A handful of sports leagues and media companies are trying to intimidate the public when issuing inaccurate warnings about making "unauthorized" copies of their work, according to a complaint expected to be filed with the Federal Trade Commission.
The complaint, expected to be submitted Wednesday by the Computer & Communications Industry Association (CCIA), a trade group that represents such tech giants as Microsoft, Google and Yahoo, names the National Football League, Major League Baseball, NBC-Universal, Morgan Creek Productions, DreamWorks, Harcourt and Penguin.
An example of what CCIA is referring to is the little speech TV or radio announcers make during breaks in games. Most sports fans can recite at least a smidgen of the boilerplate.
"Any rebroadcast, reproduction or other use of the pictures and accounts of this game without the express written consent of Major League Baseball is prohibited," is the MLB's copyright warning.
While the statements have become a tradition during professional football and baseball broadcasts, the CCIA claims such statements are false and are harmful to consumers and technology companies. Similar warnings can be found in books, CDs and DVDS, according to the CCIA.
"These warnings intimidate average people and hinder free expression," the CCIA in a statement. "They depict as illegal many legitimate and beneficial uses made possible by the high-tech industry, and cast a pall over the high-tech marketplace...These ubiquitous statements often include gross misrepresentations of federal law and characterize as unlawful acts that are explicitly permitted by law."
CCIA has asked the FTC to put an end to such practices.
Mark Litvack, a copyright attorney at the Los Angeles firm of Manatt, Phelps & Phillips, said that he doubts CCIA is going to get anywhere with the complaint.

_Task brief_
For each statement below, say yes or no as to whether it agrees with the passage about copyright warnings, and quote the words from the passage that decide it.
(a) DreamWorks is one of the companies named in the complaint.
(b) According to the CCIA, such warnings appear only during sports broadcasts.
(c) Mark Litvack expects the complaint to succeed.

(Source data)

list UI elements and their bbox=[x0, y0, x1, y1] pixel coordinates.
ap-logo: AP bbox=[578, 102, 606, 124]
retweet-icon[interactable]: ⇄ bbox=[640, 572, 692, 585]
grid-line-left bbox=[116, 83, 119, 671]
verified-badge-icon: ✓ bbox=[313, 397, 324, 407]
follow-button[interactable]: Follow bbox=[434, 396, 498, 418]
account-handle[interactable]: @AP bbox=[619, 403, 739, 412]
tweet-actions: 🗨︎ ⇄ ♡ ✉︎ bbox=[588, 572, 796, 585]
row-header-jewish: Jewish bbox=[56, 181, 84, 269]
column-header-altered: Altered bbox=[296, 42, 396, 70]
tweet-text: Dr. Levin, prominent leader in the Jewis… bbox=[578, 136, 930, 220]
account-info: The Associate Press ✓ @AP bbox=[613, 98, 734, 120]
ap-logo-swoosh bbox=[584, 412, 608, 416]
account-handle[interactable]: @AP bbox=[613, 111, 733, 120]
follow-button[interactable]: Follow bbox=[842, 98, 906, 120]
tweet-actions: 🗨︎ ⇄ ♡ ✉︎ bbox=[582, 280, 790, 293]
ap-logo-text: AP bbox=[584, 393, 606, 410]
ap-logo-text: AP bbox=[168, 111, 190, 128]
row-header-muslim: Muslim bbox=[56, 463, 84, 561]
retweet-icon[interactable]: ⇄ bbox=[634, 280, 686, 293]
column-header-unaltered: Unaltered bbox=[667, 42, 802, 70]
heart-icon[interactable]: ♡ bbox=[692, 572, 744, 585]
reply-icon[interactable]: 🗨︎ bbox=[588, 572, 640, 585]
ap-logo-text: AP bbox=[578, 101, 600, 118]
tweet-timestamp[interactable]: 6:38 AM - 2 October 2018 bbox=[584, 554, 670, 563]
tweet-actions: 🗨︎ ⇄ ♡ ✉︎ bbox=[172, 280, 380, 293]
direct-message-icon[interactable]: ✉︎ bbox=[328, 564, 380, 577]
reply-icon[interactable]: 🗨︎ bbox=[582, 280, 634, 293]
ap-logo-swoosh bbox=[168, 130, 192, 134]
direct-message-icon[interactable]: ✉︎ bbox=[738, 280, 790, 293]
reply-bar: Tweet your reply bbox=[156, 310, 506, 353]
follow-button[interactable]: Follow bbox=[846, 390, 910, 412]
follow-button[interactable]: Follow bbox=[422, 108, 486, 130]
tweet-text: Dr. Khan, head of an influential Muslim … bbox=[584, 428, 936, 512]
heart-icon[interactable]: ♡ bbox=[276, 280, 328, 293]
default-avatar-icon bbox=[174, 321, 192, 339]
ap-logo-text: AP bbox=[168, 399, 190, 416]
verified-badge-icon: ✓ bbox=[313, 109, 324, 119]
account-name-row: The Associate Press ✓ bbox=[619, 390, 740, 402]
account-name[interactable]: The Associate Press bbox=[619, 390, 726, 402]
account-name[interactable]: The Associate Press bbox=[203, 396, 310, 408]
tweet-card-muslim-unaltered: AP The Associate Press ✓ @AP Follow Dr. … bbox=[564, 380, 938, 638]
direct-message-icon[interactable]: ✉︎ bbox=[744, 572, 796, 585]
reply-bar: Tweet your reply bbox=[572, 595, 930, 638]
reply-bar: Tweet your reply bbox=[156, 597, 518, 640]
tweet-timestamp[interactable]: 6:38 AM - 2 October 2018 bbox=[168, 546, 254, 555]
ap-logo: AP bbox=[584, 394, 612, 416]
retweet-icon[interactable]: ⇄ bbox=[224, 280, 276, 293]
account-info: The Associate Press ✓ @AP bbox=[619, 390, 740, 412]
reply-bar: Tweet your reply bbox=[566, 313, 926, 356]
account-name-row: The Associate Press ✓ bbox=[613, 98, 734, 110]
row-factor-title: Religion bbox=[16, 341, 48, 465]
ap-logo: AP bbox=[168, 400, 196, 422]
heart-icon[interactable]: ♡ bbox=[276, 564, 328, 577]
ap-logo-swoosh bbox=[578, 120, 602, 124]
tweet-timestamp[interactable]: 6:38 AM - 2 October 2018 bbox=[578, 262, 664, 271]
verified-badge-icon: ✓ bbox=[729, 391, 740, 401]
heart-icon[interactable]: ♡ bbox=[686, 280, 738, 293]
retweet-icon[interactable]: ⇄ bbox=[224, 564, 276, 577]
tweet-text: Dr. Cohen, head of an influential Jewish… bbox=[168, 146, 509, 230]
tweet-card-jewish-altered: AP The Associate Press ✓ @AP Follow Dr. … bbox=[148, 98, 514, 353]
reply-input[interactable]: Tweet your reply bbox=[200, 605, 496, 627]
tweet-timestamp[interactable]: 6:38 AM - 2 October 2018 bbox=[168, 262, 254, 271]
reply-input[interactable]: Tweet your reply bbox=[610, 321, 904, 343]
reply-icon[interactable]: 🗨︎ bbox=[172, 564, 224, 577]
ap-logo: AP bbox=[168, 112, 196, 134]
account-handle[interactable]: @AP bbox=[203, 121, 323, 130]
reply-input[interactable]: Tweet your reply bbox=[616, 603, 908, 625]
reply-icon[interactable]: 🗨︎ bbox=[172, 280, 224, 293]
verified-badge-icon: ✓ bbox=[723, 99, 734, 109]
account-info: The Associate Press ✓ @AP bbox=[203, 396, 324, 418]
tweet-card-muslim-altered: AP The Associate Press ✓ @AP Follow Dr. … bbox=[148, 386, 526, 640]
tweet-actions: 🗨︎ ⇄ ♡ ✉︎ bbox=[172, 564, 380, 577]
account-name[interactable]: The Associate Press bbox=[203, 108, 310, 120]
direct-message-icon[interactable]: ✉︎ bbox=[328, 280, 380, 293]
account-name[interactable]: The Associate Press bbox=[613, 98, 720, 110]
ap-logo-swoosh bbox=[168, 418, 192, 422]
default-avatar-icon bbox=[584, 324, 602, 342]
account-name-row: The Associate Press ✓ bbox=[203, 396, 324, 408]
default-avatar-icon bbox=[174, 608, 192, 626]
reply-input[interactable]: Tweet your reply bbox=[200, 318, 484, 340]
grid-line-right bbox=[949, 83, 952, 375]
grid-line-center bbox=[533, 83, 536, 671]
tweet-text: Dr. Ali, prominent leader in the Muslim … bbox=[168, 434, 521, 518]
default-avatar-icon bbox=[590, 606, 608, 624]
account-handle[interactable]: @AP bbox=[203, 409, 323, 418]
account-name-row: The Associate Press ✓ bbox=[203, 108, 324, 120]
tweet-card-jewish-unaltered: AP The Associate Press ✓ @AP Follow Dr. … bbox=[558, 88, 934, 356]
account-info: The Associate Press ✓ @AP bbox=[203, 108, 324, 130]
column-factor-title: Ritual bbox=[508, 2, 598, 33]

_Reply to the task_
(a) Yes: "names the National Football League, Major League Baseball, NBC-Universal, Morgan Creek Productions, DreamWorks, Harcourt and Penguin."
(b) No: "Similar warnings can be found in books, CDs and DVDS, according to the CCIA."
(c) No: "he doubts CCIA is going to get anywhere with the complaint."